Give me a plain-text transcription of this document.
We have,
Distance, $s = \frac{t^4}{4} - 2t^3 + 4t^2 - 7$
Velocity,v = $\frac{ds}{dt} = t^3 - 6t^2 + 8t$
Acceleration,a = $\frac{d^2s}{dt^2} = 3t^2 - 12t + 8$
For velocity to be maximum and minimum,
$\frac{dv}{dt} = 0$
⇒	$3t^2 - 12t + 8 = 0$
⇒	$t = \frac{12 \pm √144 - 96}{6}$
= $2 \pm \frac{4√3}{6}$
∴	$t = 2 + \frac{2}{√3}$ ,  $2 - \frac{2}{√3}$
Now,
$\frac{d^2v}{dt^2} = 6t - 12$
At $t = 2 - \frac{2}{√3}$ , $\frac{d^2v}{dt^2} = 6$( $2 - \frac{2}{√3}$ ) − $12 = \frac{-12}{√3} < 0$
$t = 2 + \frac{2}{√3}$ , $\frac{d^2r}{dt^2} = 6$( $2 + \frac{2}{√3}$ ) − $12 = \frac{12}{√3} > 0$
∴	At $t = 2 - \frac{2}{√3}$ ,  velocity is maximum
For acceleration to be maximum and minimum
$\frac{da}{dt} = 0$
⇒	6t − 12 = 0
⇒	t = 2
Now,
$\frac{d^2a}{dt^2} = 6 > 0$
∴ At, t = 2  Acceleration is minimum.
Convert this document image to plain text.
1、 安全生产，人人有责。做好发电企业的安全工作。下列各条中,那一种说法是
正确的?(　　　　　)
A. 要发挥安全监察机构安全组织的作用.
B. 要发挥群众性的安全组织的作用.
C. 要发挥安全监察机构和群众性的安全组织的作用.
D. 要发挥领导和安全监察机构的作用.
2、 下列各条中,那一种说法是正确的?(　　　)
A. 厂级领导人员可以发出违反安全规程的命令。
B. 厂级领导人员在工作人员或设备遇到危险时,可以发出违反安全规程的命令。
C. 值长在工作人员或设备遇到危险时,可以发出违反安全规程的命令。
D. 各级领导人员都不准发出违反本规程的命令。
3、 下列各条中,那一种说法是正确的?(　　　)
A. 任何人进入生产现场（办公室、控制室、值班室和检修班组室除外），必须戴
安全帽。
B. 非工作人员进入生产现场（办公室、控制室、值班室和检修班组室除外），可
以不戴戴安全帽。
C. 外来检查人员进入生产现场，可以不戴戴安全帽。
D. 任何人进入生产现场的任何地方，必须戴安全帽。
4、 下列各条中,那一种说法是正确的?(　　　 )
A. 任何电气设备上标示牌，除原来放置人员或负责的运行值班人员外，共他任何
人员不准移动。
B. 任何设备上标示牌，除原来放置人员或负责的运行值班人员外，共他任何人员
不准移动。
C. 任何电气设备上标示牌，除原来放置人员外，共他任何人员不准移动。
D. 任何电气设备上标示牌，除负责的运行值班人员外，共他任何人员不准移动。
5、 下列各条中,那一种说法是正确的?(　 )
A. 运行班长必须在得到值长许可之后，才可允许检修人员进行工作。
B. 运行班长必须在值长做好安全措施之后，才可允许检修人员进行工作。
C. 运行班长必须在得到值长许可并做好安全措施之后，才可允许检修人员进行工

****************************************

▶ [TASK DIRECTIONS]: Copy only the stretch running from the line containing "Convert this document image to plain text." to the final line of the entries, both ends included, exactly as it stands.

▶ [OUTPUT FOR THIS TASK]:
Convert this document image to plain text.
1、 安全生产，人人有责。做好发电企业的安全工作。下列各条中,那一种说法是
正确的?(　　　　　)
A. 要发挥安全监察机构安全组织的作用.
B. 要发挥群众性的安全组织的作用.
C. 要发挥安全监察机构和群众性的安全组织的作用.
D. 要发挥领导和安全监察机构的作用.
2、 下列各条中,那一种说法是正确的?(　　　)
A. 厂级领导人员可以发出违反安全规程的命令。
B. 厂级领导人员在工作人员或设备遇到危险时,可以发出违反安全规程的命令。
C. 值长在工作人员或设备遇到危险时,可以发出违反安全规程的命令。
D. 各级领导人员都不准发出违反本规程的命令。
3、 下列各条中,那一种说法是正确的?(　　　)
A. 任何人进入生产现场（办公室、控制室、值班室和检修班组室除外），必须戴
安全帽。
B. 非工作人员进入生产现场（办公室、控制室、值班室和检修班组室除外），可
以不戴戴安全帽。
C. 外来检查人员进入生产现场，可以不戴戴安全帽。
D. 任何人进入生产现场的任何地方，必须戴安全帽。
4、 下列各条中,那一种说法是正确的?(　　　 )
A. 任何电气设备上标示牌，除原来放置人员或负责的运行值班人员外，共他任何
人员不准移动。
B. 任何设备上标示牌，除原来放置人员或负责的运行值班人员外，共他任何人员
不准移动。
C. 任何电气设备上标示牌，除原来放置人员外，共他任何人员不准移动。
D. 任何电气设备上标示牌，除负责的运行值班人员外，共他任何人员不准移动。
5、 下列各条中,那一种说法是正确的?(　 )
A. 运行班长必须在得到值长许可之后，才可允许检修人员进行工作。
B. 运行班长必须在值长做好安全措施之后，才可允许检修人员进行工作。
C. 运行班长必须在得到值长许可并做好安全措施之后，才可允许检修人员进行工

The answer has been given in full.